ROWS =>
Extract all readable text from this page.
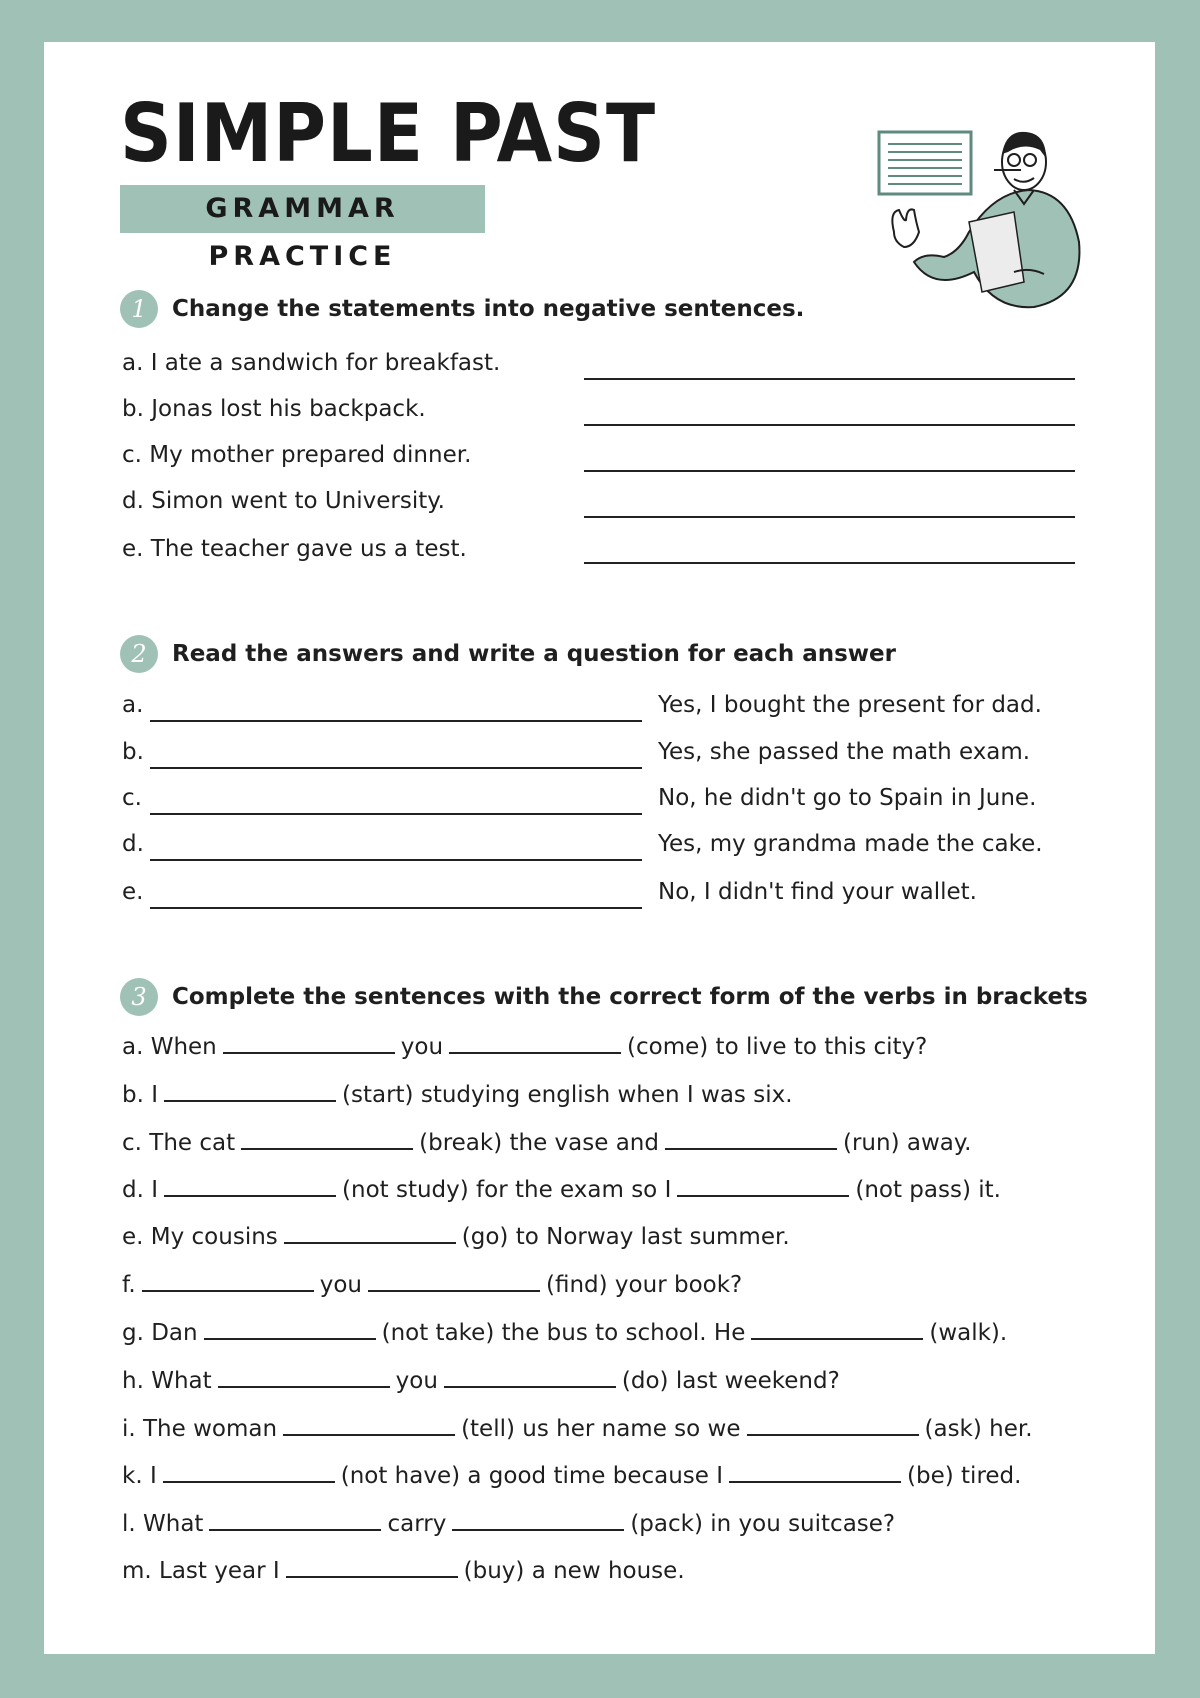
SIMPLE PAST
GRAMMAR PRACTICE
1	Change the statements into negative sentences.
a. I ate a sandwich for breakfast.
b. Jonas lost his backpack.
c. My mother prepared dinner.
d. Simon went to University.
e. The teacher gave us a test.
2	Read the answers and write a question for each answer
a.	Yes, I bought the present for dad.
b.	Yes, she passed the math exam.
c.	No, he didn't go to Spain in June.
d.	Yes, my grandma made the cake.
e.	No, I didn't find your wallet.
3	Complete the sentences with the correct form of the verbs in brackets
a. When	you	(come) to live to this city?
b. I	(start) studying english when I was six.
c. The cat	(break) the vase and	(run) away.
d. I	(not study) for the exam so I	(not pass) it.
e. My cousins	(go) to Norway last summer.
f.	you	(find) your book?
g. Dan	(not take) the bus to school. He	(walk).
h. What	you	(do) last weekend?
i. The woman	(tell) us her name so we	(ask) her.
k. I	(not have) a good time because I	(be) tired.
l. What	carry	(pack) in you suitcase?
m. Last year I	(buy) a new house.
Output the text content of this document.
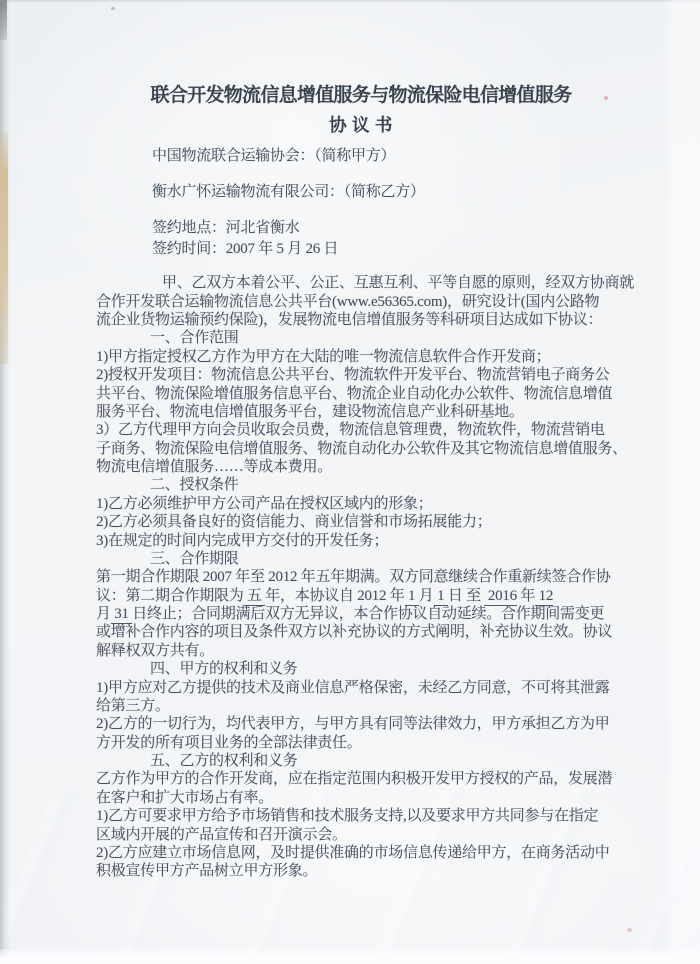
联合开发物流信息增值服务与物流保险电信增值服务
协 议 书
中国物流联合运输协会：（简称甲方）
衡水广怀运输物流有限公司：（简称乙方）
签约地点：河北省衡水
签约时间：2007 年 5 月 26 日
甲、乙双方本着公平、公正、互惠互利、平等自愿的原则，经双方协商就
合作开发联合运输物流信息公共平台(www.e56365.com)，研究设计(国内公路物
流企业货物运输预约保险)，发展物流电信增值服务等科研项目达成如下协议：
一、合作范围
1)甲方指定授权乙方作为甲方在大陆的唯一物流信息软件合作开发商；
2)授权开发项目：物流信息公共平台、物流软件开发平台、物流营销电子商务公
共平台、物流保险增值服务信息平台、物流企业自动化办公软件、物流信息增值
服务平台、物流电信增值服务平台，建设物流信息产业科研基地。
3）乙方代理甲方向会员收取会员费，物流信息管理费，物流软件，物流营销电
子商务、物流保险电信增值服务、物流自动化办公软件及其它物流信息增值服务、
物流电信增值服务……等成本费用。
二、授权条件
1)乙方必须维护甲方公司产品在授权区域内的形象；
2)乙方必须具备良好的资信能力、商业信誉和市场拓展能力；
3)在规定的时间内完成甲方交付的开发任务；
三、合作期限
第一期合作期限 2007 年至 2012 年五年期满。双方同意继续合作重新续签合作协
议：第二期合作期限为 五 年，本协议自 2012 年 1 月 1 日 至  2016 年 12
月 31 日终止；合同期满后双方无异议，本合作协议自动延续。合作期间需变更
或增补合作内容的项目及条件双方以补充协议的方式阐明，补充协议生效。协议
解释权双方共有。
四、甲方的权利和义务
1)甲方应对乙方提供的技术及商业信息严格保密，未经乙方同意，不可将其泄露
给第三方。
2)乙方的一切行为，均代表甲方，与甲方具有同等法律效力，甲方承担乙方为甲
方开发的所有项目业务的全部法律责任。
五、乙方的权利和义务
乙方作为甲方的合作开发商，应在指定范围内积极开发甲方授权的产品，发展潜
在客户和扩大市场占有率。
1)乙方可要求甲方给予市场销售和技术服务支持,以及要求甲方共同参与在指定
区域内开展的产品宣传和召开演示会。
2)乙方应建立市场信息网，及时提供准确的市场信息传递给甲方，在商务活动中
积极宣传甲方产品树立甲方形象。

INSTRUCTION => List the lines of the entries that include "exam".

ANSWER =>
b.	Yes, she passed the math exam.
d. I	(not study) for the exam so I	(not pass) it.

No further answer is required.